What you should do: Where a line holds "Credit", copy it.

--- begin Extracted data ---

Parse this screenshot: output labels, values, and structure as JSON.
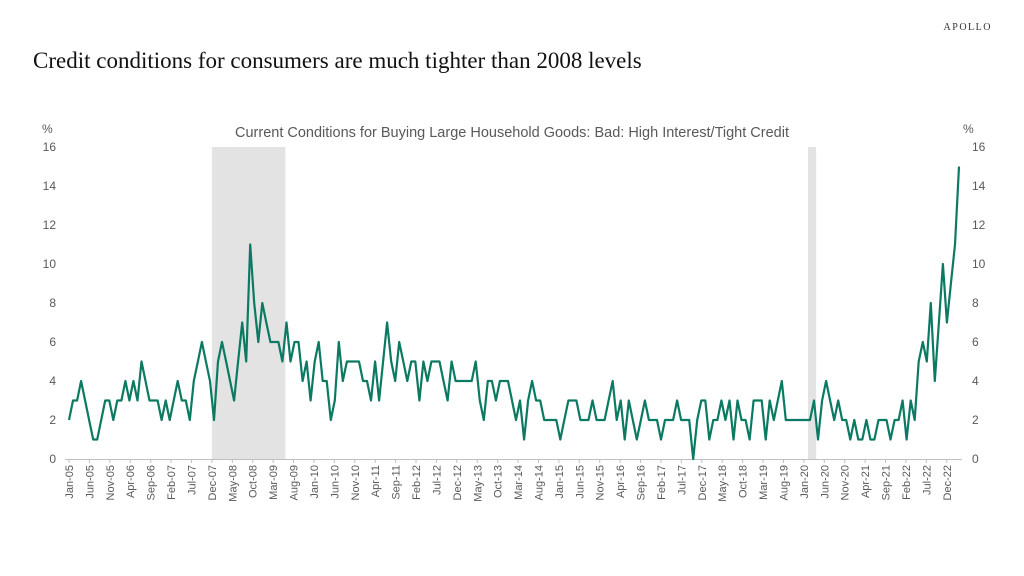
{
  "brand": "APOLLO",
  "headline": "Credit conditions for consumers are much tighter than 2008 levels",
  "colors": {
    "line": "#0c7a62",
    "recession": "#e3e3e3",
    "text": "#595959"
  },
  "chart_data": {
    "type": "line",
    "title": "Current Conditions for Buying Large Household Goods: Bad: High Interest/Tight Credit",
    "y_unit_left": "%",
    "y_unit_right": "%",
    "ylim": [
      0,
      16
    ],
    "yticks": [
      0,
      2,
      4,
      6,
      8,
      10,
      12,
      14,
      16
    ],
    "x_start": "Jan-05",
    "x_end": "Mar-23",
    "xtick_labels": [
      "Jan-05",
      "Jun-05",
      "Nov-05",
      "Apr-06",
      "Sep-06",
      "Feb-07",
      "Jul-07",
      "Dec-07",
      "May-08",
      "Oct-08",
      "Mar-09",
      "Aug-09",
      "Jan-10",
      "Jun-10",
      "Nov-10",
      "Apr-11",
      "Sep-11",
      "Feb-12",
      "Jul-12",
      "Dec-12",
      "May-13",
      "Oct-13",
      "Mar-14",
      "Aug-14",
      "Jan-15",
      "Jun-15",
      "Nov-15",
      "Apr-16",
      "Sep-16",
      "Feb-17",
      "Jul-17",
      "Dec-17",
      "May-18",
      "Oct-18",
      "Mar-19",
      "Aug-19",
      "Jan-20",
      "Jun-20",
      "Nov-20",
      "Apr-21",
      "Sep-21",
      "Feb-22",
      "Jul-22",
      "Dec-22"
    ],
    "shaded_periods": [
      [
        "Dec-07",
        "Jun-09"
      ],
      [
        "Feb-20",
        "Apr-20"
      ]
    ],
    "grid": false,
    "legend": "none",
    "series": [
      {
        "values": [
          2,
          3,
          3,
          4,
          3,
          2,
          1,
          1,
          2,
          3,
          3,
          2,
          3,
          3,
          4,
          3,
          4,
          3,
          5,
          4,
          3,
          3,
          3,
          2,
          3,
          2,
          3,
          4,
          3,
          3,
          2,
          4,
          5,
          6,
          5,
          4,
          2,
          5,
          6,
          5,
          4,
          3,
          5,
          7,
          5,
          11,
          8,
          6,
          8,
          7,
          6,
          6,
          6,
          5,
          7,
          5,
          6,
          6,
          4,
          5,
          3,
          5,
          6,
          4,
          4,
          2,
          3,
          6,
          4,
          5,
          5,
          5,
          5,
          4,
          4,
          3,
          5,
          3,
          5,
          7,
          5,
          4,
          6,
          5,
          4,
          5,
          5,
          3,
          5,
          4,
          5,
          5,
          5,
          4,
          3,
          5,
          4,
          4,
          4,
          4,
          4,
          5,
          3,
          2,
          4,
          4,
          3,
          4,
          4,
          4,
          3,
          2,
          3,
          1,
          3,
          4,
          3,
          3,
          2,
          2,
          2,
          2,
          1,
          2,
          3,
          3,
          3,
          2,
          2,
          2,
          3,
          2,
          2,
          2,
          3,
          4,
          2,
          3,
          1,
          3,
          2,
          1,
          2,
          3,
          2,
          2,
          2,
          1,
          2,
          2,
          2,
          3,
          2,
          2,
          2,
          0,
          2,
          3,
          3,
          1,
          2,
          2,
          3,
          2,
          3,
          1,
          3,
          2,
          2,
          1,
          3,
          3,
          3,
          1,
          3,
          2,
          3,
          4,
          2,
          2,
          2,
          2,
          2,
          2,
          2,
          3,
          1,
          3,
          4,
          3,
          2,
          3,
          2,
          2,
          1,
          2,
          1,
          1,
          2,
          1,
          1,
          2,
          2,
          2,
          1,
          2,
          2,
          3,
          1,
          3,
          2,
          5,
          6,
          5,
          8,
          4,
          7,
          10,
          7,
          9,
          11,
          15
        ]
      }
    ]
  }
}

--- end Extracted data ---

Output below:
  "headline": "Credit conditions for consumers are much tighter than 2008 levels",
    "title": "Current Conditions for Buying Large Household Goods: Bad: High Interest/Tight Credit",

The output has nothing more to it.